◆ **WHAT THE EXERCISE ASKS**
Repeat, line for line, the entries printed below.

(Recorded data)
┌────────

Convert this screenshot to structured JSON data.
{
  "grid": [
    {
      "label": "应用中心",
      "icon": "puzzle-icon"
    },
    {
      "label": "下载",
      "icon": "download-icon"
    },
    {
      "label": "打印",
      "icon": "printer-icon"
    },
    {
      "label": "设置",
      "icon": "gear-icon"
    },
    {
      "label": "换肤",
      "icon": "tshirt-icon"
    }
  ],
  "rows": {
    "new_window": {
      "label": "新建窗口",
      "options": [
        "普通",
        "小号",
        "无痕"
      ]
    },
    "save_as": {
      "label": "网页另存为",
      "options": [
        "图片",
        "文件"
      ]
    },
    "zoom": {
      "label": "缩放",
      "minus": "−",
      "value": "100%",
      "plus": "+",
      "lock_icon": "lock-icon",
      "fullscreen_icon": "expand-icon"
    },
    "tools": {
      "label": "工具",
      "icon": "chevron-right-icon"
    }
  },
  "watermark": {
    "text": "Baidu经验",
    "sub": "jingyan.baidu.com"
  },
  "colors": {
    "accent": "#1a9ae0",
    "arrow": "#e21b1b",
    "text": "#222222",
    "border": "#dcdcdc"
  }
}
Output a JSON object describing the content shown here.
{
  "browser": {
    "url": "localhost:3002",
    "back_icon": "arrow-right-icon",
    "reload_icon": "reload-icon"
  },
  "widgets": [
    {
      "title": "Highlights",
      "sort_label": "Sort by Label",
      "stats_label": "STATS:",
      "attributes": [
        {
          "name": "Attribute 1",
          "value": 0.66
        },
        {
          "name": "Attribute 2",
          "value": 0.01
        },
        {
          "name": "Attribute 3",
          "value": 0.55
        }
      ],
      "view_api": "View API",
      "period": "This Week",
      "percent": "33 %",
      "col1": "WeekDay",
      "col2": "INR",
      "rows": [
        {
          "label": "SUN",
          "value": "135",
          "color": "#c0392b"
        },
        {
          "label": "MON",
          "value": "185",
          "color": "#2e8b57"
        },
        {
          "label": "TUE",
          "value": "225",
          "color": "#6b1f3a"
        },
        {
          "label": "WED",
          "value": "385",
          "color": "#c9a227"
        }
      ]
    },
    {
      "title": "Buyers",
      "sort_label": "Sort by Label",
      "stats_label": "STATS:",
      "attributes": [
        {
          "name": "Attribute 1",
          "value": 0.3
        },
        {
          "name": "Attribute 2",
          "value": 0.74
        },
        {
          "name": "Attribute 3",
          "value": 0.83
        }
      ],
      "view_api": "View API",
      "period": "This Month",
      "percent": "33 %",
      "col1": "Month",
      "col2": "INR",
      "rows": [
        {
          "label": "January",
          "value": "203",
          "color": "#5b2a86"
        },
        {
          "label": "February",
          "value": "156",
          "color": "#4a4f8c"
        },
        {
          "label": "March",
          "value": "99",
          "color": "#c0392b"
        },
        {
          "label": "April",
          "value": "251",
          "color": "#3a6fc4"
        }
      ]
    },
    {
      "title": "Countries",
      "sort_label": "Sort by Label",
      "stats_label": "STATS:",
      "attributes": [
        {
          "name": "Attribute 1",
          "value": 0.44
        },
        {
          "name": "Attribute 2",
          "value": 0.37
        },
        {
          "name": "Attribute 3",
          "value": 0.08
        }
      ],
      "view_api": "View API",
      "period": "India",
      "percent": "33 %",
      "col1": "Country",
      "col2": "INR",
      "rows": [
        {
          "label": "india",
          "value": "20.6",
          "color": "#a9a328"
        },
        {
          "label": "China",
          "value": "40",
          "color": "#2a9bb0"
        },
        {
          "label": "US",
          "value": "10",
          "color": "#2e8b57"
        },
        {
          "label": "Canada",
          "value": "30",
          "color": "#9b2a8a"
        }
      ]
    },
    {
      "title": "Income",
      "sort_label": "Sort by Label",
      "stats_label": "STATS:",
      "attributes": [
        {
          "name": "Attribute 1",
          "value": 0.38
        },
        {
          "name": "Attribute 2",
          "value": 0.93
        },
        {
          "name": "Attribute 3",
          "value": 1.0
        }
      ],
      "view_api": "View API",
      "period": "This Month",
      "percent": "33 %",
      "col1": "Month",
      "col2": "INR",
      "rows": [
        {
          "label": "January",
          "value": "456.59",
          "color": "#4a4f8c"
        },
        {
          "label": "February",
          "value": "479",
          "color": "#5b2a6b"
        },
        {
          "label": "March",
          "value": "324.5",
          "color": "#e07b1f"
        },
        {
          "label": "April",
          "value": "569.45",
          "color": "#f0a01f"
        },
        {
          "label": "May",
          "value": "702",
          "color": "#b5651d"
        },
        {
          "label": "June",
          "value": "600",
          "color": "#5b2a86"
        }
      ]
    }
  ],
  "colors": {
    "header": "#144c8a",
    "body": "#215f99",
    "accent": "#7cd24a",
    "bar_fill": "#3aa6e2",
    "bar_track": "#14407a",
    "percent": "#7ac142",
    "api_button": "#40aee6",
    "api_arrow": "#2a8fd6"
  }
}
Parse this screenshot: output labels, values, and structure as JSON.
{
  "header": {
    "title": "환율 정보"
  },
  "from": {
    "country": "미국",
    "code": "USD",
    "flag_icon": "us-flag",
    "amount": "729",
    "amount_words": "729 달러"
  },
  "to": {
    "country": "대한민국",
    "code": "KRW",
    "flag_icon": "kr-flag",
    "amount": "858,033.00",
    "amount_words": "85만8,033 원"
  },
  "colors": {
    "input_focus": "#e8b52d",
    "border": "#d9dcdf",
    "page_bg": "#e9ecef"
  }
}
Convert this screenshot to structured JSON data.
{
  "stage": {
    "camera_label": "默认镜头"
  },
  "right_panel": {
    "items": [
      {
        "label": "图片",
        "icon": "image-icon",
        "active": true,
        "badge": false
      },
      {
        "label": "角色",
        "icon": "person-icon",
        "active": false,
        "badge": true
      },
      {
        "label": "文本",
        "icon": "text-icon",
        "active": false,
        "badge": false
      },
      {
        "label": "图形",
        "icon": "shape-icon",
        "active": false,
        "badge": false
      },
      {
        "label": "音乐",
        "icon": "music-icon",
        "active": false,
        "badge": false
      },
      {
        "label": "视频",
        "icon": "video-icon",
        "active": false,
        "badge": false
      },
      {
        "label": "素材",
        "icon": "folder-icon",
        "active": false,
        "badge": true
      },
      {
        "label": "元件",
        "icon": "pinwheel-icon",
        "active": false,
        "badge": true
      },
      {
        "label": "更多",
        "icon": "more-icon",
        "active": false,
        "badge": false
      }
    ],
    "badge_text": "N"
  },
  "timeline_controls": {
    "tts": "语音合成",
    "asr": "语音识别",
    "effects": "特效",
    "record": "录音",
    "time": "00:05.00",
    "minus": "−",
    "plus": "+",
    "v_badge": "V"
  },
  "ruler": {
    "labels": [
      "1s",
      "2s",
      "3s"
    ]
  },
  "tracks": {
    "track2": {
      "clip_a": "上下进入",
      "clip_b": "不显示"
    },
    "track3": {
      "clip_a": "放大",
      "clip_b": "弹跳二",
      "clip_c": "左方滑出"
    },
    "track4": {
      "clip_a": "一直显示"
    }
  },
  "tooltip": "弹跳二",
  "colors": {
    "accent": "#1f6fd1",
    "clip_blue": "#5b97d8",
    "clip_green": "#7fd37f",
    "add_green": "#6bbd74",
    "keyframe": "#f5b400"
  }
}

└────────

◆ **EXERCISE RESULT**
Convert this screenshot to structured JSON data.
{
  "grid": [
    {
      "label": "应用中心",
      "icon": "puzzle-icon"
    },
    {
      "label": "下载",
      "icon": "download-icon"
    },
    {
      "label": "打印",
      "icon": "printer-icon"
    },
    {
      "label": "设置",
      "icon": "gear-icon"
    },
    {
      "label": "换肤",
      "icon": "tshirt-icon"
    }
  ],
  "rows": {
    "new_window": {
      "label": "新建窗口",
      "options": [
        "普通",
        "小号",
        "无痕"
      ]
    },
    "save_as": {
      "label": "网页另存为",
      "options": [
        "图片",
        "文件"
      ]
    },
    "zoom": {
      "label": "缩放",
      "minus": "−",
      "value": "100%",
      "plus": "+",
      "lock_icon": "lock-icon",
      "fullscreen_icon": "expand-icon"
    },
    "tools": {
      "label": "工具",
      "icon": "chevron-right-icon"
    }
  },
  "watermark": {
    "text": "Baidu经验",
    "sub": "jingyan.baidu.com"
  },
  "colors": {
    "accent": "#1a9ae0",
    "arrow": "#e21b1b",
    "text": "#222222",
    "border": "#dcdcdc"
  }
}
Output a JSON object describing the content shown here.
{
  "browser": {
    "url": "localhost:3002",
    "back_icon": "arrow-right-icon",
    "reload_icon": "reload-icon"
  },
  "widgets": [
    {
      "title": "Highlights",
      "sort_label": "Sort by Label",
      "stats_label": "STATS:",
      "attributes": [
        {
          "name": "Attribute 1",
          "value": 0.66
        },
        {
          "name": "Attribute 2",
          "value": 0.01
        },
        {
          "name": "Attribute 3",
          "value": 0.55
        }
      ],
      "view_api": "View API",
      "period": "This Week",
      "percent": "33 %",
      "col1": "WeekDay",
      "col2": "INR",
      "rows": [
        {
          "label": "SUN",
          "value": "135",
          "color": "#c0392b"
        },
        {
          "label": "MON",
          "value": "185",
          "color": "#2e8b57"
        },
        {
          "label": "TUE",
          "value": "225",
          "color": "#6b1f3a"
        },
        {
          "label": "WED",
          "value": "385",
          "color": "#c9a227"
        }
      ]
    },
    {
      "title": "Buyers",
      "sort_label": "Sort by Label",
      "stats_label": "STATS:",
      "attributes": [
        {
          "name": "Attribute 1",
          "value": 0.3
        },
        {
          "name": "Attribute 2",
          "value": 0.74
        },
        {
          "name": "Attribute 3",
          "value": 0.83
        }
      ],
      "view_api": "View API",
      "period": "This Month",
      "percent": "33 %",
      "col1": "Month",
      "col2": "INR",
      "rows": [
        {
          "label": "January",
          "value": "203",
          "color": "#5b2a86"
        },
        {
          "label": "February",
          "value": "156",
          "color": "#4a4f8c"
        },
        {
          "label": "March",
          "value": "99",
          "color": "#c0392b"
        },
        {
          "label": "April",
          "value": "251",
          "color": "#3a6fc4"
        }
      ]
    },
    {
      "title": "Countries",
      "sort_label": "Sort by Label",
      "stats_label": "STATS:",
      "attributes": [
        {
          "name": "Attribute 1",
          "value": 0.44
        },
        {
          "name": "Attribute 2",
          "value": 0.37
        },
        {
          "name": "Attribute 3",
          "value": 0.08
        }
      ],
      "view_api": "View API",
      "period": "India",
      "percent": "33 %",
      "col1": "Country",
      "col2": "INR",
      "rows": [
        {
          "label": "india",
          "value": "20.6",
          "color": "#a9a328"
        },
        {
          "label": "China",
          "value": "40",
          "color": "#2a9bb0"
        },
        {
          "label": "US",
          "value": "10",
          "color": "#2e8b57"
        },
        {
          "label": "Canada",
          "value": "30",
          "color": "#9b2a8a"
        }
      ]
    },
    {
      "title": "Income",
      "sort_label": "Sort by Label",
      "stats_label": "STATS:",
      "attributes": [
        {
          "name": "Attribute 1",
          "value": 0.38
        },
        {
          "name": "Attribute 2",
          "value": 0.93
        },
        {
          "name": "Attribute 3",
          "value": 1.0
        }
      ],
      "view_api": "View API",
      "period": "This Month",
      "percent": "33 %",
      "col1": "Month",
      "col2": "INR",
      "rows": [
        {
          "label": "January",
          "value": "456.59",
          "color": "#4a4f8c"
        },
        {
          "label": "February",
          "value": "479",
          "color": "#5b2a6b"
        },
        {
          "label": "March",
          "value": "324.5",
          "color": "#e07b1f"
        },
        {
          "label": "April",
          "value": "569.45",
          "color": "#f0a01f"
        },
        {
          "label": "May",
          "value": "702",
          "color": "#b5651d"
        },
        {
          "label": "June",
          "value": "600",
          "color": "#5b2a86"
        }
      ]
    }
  ],
  "colors": {
    "header": "#144c8a",
    "body": "#215f99",
    "accent": "#7cd24a",
    "bar_fill": "#3aa6e2",
    "bar_track": "#14407a",
    "percent": "#7ac142",
    "api_button": "#40aee6",
    "api_arrow": "#2a8fd6"
  }
}
Parse this screenshot: output labels, values, and structure as JSON.
{
  "header": {
    "title": "환율 정보"
  },
  "from": {
    "country": "미국",
    "code": "USD",
    "flag_icon": "us-flag",
    "amount": "729",
    "amount_words": "729 달러"
  },
  "to": {
    "country": "대한민국",
    "code": "KRW",
    "flag_icon": "kr-flag",
    "amount": "858,033.00",
    "amount_words": "85만8,033 원"
  },
  "colors": {
    "input_focus": "#e8b52d",
    "border": "#d9dcdf",
    "page_bg": "#e9ecef"
  }
}
Convert this screenshot to structured JSON data.
{
  "stage": {
    "camera_label": "默认镜头"
  },
  "right_panel": {
    "items": [
      {
        "label": "图片",
        "icon": "image-icon",
        "active": true,
        "badge": false
      },
      {
        "label": "角色",
        "icon": "person-icon",
        "active": false,
        "badge": true
      },
      {
        "label": "文本",
        "icon": "text-icon",
        "active": false,
        "badge": false
      },
      {
        "label": "图形",
        "icon": "shape-icon",
        "active": false,
        "badge": false
      },
      {
        "label": "音乐",
        "icon": "music-icon",
        "active": false,
        "badge": false
      },
      {
        "label": "视频",
        "icon": "video-icon",
        "active": false,
        "badge": false
      },
      {
        "label": "素材",
        "icon": "folder-icon",
        "active": false,
        "badge": true
      },
      {
        "label": "元件",
        "icon": "pinwheel-icon",
        "active": false,
        "badge": true
      },
      {
        "label": "更多",
        "icon": "more-icon",
        "active": false,
        "badge": false
      }
    ],
    "badge_text": "N"
  },
  "timeline_controls": {
    "tts": "语音合成",
    "asr": "语音识别",
    "effects": "特效",
    "record": "录音",
    "time": "00:05.00",
    "minus": "−",
    "plus": "+",
    "v_badge": "V"
  },
  "ruler": {
    "labels": [
      "1s",
      "2s",
      "3s"
    ]
  },
  "tracks": {
    "track2": {
      "clip_a": "上下进入",
      "clip_b": "不显示"
    },
    "track3": {
      "clip_a": "放大",
      "clip_b": "弹跳二",
      "clip_c": "左方滑出"
    },
    "track4": {
      "clip_a": "一直显示"
    }
  },
  "tooltip": "弹跳二",
  "colors": {
    "accent": "#1f6fd1",
    "clip_blue": "#5b97d8",
    "clip_green": "#7fd37f",
    "add_green": "#6bbd74",
    "keyframe": "#f5b400"
  }
}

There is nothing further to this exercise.